# [Supplied passage]

Critical Care Plus: Who Gets What in Critical Care? Task Force Tackles Care Rationing
Critical Care Plus
Who Gets What in Critical Care? Task Force Tackles Care Rationing
Initiative to yield ethical guidelines for limiting treatment launched
By Cathi Harris
Two severely ill patients in the emergency department of your hospital need admission to the ICU, but only one bed is available. Who gets admitted first? Another critical care patient is severely ill, with several coexisting conditions. A costly new medication is available to treat one problem, but her treatment may be complicated due to the other comorbidities. The new treatment also is in short supply. If she gets the medication, it might be unavailable for other patients who could benefit more. Should the physician take a chance and prescribe the medication anyway?
These are some of the dilemmas that critical care specialists face nearly every day in the United States—limited resources and overwhelming demand.
The end result, say experts, is that most now are engaging in bedside rationing—deciding on a case-by-case basis which treatments to restrict or offer based on their assessment of the potential benefit to the patient vs. the costs to the system and to others.

# [Records supplied]
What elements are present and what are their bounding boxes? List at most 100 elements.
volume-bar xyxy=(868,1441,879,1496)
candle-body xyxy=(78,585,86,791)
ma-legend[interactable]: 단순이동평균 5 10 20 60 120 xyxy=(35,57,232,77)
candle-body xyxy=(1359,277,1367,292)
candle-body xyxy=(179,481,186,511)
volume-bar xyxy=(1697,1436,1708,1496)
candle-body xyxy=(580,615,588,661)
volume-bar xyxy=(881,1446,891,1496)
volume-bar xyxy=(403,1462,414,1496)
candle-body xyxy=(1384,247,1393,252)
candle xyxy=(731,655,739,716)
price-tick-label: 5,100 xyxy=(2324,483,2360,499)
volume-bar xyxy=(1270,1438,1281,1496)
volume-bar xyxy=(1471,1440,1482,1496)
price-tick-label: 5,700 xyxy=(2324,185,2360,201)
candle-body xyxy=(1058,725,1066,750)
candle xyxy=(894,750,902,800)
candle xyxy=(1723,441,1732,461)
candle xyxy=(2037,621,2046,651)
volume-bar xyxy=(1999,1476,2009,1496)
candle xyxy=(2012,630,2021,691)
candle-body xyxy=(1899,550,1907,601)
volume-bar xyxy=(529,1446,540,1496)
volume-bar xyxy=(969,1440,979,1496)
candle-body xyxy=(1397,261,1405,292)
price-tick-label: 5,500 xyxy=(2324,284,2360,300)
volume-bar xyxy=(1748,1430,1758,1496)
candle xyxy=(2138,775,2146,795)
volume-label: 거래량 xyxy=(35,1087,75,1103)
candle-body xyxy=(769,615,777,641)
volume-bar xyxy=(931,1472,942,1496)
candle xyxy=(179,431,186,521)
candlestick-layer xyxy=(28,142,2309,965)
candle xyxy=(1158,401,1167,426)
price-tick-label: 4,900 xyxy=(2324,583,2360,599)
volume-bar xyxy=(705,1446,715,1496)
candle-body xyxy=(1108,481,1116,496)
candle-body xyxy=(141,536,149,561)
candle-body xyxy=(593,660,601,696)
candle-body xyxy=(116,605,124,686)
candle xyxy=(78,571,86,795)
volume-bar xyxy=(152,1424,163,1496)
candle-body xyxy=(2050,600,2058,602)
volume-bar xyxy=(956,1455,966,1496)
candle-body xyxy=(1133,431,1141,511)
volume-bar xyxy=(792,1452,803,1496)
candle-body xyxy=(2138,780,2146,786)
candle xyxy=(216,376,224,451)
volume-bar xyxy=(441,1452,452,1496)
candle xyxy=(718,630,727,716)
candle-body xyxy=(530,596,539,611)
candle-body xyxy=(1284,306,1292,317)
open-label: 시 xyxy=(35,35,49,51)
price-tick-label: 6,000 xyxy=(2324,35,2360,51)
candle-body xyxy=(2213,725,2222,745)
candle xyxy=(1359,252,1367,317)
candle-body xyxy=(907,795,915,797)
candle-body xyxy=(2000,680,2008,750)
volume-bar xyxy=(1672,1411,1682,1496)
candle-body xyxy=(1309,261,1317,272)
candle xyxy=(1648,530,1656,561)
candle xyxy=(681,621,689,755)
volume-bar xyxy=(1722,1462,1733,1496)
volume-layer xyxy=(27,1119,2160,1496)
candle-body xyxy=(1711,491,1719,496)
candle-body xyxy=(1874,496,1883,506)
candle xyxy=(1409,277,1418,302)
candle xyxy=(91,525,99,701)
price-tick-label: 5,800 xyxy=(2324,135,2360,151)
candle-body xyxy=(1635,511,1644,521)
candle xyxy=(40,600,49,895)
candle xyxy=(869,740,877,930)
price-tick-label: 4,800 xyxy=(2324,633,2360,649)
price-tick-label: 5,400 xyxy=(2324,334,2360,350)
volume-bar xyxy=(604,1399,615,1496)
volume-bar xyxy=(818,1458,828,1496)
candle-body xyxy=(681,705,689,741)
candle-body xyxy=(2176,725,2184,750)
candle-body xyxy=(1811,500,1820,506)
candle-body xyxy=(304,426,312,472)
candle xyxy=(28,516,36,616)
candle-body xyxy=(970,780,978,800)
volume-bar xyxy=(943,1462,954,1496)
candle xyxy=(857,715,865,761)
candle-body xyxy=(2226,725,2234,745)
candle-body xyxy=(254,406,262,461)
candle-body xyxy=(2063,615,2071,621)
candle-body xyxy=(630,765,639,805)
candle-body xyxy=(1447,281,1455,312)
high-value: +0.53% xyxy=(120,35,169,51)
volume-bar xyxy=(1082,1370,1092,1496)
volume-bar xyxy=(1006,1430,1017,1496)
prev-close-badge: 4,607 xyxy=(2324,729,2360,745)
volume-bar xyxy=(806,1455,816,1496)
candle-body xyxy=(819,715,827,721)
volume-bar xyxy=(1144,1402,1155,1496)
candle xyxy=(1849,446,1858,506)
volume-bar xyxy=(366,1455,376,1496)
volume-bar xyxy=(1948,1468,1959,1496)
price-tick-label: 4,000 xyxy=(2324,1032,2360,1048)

# [Check your understanding]
(a) Retype the critical care rationing article word for word, everything from "These are some" down to "and to others.".
(b) Please write what comes next in the article on rationing in critical care, starting after its final sentence.

# [Answer list]
(a)
These are some of the dilemmas that critical care specialists face nearly every day in the United States—limited resources and overwhelming demand.
The end result, say experts, is that most now are engaging in bedside rationing—deciding on a case-by-case basis which treatments to restrict or offer based on their assessment of the potential benefit to the patient vs. the costs to the system and to others.

(b)
In a 2002 survey of more than 5,000 members of the Society of Critical Care Medicine (SCCM), two-thirds of the respondents stated they would withhold from one patient a medication, test, or service that is in limited supply in order to give it to a patient who might benefit more.1
In addition, more than half of those providers reported routinely withholding medications, tests, or services from patients when they felt that costs outweighed the potential benefit. Yet most also indicated they wanted more guidance on how to make such decisions.
"The survey basically showed that a high percentage of physicians ration and, at the same time, feel badly that they do," says Mitchell Levy, MD, FCCM, FCCP, a critical care specialist at Brown Medical School/Rhode Island Hospital in Providence and chair of Brown University’s Values, Ethics, and Rationing in Critical Care (VERICC) Task Force. "You have people making decisions at the bedside on resource allocation in a relatively haphazard way, not a measured way. We all struggle to deliver the highest quality of care possible for our patients, and we are successful to varying degrees. But some of the decisions that we make are not made from the broad overview perspective but from a more focused, bedside perspective."
In June, the VERICC Task Force announced a new, 18-month research and education initiative aimed at developing a national consensus on rationing in critical care—to include guidelines to help hospitals and critical care specialists determine how to make treatment decisions when resources are in short supply.
The task force plans to conduct a larger nationwide attitudinal survey of critical care physicians, nurses, hospital administrators and the public to determine what rationing practices take place and the attitude the various groups of people have toward them.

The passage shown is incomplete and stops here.